* _Task to complete_
Here are some records; return them all exactly.

* _Task data_
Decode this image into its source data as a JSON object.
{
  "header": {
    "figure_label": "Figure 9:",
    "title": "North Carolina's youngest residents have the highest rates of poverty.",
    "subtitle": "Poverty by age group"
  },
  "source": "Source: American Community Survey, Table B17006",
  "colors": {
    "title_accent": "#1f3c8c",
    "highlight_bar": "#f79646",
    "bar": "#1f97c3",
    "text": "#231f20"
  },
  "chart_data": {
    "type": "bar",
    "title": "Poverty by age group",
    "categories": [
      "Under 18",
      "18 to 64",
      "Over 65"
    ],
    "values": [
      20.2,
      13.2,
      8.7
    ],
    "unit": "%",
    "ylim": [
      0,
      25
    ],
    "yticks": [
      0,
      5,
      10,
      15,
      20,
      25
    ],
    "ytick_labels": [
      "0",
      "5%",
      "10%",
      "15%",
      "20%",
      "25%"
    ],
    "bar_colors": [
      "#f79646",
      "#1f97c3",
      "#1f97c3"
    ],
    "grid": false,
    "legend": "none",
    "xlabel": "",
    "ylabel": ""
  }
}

* _Output_
Decode this image into its source data as a JSON object.
{
  "header": {
    "figure_label": "Figure 9:",
    "title": "North Carolina's youngest residents have the highest rates of poverty.",
    "subtitle": "Poverty by age group"
  },
  "source": "Source: American Community Survey, Table B17006",
  "colors": {
    "title_accent": "#1f3c8c",
    "highlight_bar": "#f79646",
    "bar": "#1f97c3",
    "text": "#231f20"
  },
  "chart_data": {
    "type": "bar",
    "title": "Poverty by age group",
    "categories": [
      "Under 18",
      "18 to 64",
      "Over 65"
    ],
    "values": [
      20.2,
      13.2,
      8.7
    ],
    "unit": "%",
    "ylim": [
      0,
      25
    ],
    "yticks": [
      0,
      5,
      10,
      15,
      20,
      25
    ],
    "ytick_labels": [
      "0",
      "5%",
      "10%",
      "15%",
      "20%",
      "25%"
    ],
    "bar_colors": [
      "#f79646",
      "#1f97c3",
      "#1f97c3"
    ],
    "grid": false,
    "legend": "none",
    "xlabel": "",
    "ylabel": ""
  }
}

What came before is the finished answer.